• [SOURCE MATERIAL]
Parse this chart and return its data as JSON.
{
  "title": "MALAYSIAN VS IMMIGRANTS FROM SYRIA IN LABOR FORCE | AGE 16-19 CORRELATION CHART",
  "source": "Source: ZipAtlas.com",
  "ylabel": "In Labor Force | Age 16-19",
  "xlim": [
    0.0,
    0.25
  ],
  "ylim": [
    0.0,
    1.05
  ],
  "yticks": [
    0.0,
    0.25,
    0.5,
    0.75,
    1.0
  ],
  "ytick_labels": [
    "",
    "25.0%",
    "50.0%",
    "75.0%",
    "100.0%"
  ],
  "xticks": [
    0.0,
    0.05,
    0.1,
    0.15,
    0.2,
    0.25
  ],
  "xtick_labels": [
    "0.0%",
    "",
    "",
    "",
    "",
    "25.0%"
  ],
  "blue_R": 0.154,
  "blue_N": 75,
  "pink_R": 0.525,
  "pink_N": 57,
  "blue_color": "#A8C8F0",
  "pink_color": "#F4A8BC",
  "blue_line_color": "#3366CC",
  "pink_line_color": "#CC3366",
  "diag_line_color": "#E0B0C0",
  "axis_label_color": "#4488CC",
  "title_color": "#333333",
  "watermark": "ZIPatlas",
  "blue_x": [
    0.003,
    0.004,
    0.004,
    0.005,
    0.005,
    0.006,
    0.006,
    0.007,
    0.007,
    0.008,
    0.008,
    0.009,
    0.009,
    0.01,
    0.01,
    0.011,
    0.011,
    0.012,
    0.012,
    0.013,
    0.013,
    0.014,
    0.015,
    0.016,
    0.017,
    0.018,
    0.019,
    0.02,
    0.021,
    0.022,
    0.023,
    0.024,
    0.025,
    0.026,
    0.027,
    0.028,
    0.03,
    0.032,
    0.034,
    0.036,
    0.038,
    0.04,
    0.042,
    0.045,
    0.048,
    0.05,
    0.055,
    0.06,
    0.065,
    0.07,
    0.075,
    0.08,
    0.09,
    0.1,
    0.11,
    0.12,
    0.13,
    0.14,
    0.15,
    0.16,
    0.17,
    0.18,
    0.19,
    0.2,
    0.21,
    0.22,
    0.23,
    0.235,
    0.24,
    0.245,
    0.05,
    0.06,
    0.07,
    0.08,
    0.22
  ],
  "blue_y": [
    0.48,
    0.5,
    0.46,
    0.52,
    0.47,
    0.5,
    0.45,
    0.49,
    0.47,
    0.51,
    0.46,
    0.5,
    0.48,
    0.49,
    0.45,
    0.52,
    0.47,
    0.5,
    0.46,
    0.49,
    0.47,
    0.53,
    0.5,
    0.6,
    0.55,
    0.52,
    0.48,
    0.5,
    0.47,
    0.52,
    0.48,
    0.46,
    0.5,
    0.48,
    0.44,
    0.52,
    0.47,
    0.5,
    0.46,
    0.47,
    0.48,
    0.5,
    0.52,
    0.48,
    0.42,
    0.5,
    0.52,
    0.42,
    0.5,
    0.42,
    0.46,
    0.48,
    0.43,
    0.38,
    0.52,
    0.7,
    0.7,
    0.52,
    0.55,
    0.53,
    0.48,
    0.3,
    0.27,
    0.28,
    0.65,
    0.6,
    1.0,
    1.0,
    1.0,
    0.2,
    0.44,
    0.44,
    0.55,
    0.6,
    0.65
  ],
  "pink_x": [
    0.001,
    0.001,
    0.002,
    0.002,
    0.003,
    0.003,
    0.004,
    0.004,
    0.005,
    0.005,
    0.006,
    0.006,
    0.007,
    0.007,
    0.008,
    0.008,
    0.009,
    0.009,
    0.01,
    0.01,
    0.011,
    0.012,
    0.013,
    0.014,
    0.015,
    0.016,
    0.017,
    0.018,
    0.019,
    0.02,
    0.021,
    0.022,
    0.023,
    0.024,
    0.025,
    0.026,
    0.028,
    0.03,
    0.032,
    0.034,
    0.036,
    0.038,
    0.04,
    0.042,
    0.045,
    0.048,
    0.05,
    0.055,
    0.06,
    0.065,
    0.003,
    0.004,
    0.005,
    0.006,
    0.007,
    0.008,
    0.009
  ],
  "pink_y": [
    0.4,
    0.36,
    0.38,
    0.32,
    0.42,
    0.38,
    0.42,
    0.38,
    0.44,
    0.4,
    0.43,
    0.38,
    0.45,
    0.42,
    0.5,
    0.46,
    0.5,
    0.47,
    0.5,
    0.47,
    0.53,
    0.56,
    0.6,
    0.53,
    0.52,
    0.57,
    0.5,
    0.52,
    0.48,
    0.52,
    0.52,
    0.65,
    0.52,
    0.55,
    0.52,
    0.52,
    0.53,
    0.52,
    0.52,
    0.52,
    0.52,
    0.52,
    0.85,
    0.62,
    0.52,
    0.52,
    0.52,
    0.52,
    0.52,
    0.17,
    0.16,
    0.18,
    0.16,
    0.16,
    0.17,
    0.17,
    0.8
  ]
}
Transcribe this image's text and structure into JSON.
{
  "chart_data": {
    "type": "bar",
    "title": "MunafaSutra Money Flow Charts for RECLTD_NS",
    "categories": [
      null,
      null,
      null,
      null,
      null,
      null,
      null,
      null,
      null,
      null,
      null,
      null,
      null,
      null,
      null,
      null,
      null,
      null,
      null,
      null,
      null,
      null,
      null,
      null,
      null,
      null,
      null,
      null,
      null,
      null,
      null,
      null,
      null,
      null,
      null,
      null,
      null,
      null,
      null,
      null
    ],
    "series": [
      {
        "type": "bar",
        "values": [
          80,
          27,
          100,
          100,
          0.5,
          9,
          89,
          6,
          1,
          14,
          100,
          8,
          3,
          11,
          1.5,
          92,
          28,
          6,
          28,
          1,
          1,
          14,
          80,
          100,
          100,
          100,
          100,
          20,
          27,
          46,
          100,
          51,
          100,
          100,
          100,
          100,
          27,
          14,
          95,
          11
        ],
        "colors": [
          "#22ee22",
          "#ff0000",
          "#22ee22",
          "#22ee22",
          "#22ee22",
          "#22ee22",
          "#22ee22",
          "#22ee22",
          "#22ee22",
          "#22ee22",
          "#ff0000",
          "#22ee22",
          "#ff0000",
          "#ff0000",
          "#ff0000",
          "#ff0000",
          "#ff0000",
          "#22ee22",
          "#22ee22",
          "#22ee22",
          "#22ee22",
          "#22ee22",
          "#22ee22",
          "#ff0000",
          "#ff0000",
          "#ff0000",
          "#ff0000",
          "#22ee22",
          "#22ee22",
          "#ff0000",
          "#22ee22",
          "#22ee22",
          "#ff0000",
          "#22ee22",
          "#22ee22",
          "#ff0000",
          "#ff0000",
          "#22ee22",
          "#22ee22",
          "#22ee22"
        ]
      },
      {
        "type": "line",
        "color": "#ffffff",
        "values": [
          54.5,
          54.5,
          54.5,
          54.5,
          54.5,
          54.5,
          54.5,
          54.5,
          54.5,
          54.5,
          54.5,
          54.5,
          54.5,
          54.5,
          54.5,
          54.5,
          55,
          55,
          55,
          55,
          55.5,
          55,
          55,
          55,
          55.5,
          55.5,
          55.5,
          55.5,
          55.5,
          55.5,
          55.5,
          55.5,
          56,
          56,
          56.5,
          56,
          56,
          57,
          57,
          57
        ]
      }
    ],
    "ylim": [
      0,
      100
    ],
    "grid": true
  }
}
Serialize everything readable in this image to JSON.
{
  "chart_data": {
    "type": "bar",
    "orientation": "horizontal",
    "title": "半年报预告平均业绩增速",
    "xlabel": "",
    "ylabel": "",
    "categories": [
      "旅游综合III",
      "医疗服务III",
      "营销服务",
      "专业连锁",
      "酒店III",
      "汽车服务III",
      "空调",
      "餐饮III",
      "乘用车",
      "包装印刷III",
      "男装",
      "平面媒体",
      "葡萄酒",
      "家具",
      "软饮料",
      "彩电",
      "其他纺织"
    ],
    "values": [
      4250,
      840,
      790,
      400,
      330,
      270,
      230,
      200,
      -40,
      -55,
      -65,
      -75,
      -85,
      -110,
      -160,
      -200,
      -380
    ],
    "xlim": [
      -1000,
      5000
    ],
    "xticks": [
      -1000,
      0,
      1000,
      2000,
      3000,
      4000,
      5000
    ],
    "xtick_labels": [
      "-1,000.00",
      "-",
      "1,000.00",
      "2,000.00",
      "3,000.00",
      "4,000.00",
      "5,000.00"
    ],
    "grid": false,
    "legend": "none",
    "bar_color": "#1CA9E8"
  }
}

• [PROBLEM DETAILS] The answer consists only of the lines from the one containing "Serialize everything readable" to the end of the records, each written out exactly.

• [RESPONSE TO THE TASK]
Serialize everything readable in this image to JSON.
{
  "chart_data": {
    "type": "bar",
    "orientation": "horizontal",
    "title": "半年报预告平均业绩增速",
    "xlabel": "",
    "ylabel": "",
    "categories": [
      "旅游综合III",
      "医疗服务III",
      "营销服务",
      "专业连锁",
      "酒店III",
      "汽车服务III",
      "空调",
      "餐饮III",
      "乘用车",
      "包装印刷III",
      "男装",
      "平面媒体",
      "葡萄酒",
      "家具",
      "软饮料",
      "彩电",
      "其他纺织"
    ],
    "values": [
      4250,
      840,
      790,
      400,
      330,
      270,
      230,
      200,
      -40,
      -55,
      -65,
      -75,
      -85,
      -110,
      -160,
      -200,
      -380
    ],
    "xlim": [
      -1000,
      5000
    ],
    "xticks": [
      -1000,
      0,
      1000,
      2000,
      3000,
      4000,
      5000
    ],
    "xtick_labels": [
      "-1,000.00",
      "-",
      "1,000.00",
      "2,000.00",
      "3,000.00",
      "4,000.00",
      "5,000.00"
    ],
    "grid": false,
    "legend": "none",
    "bar_color": "#1CA9E8"
  }
}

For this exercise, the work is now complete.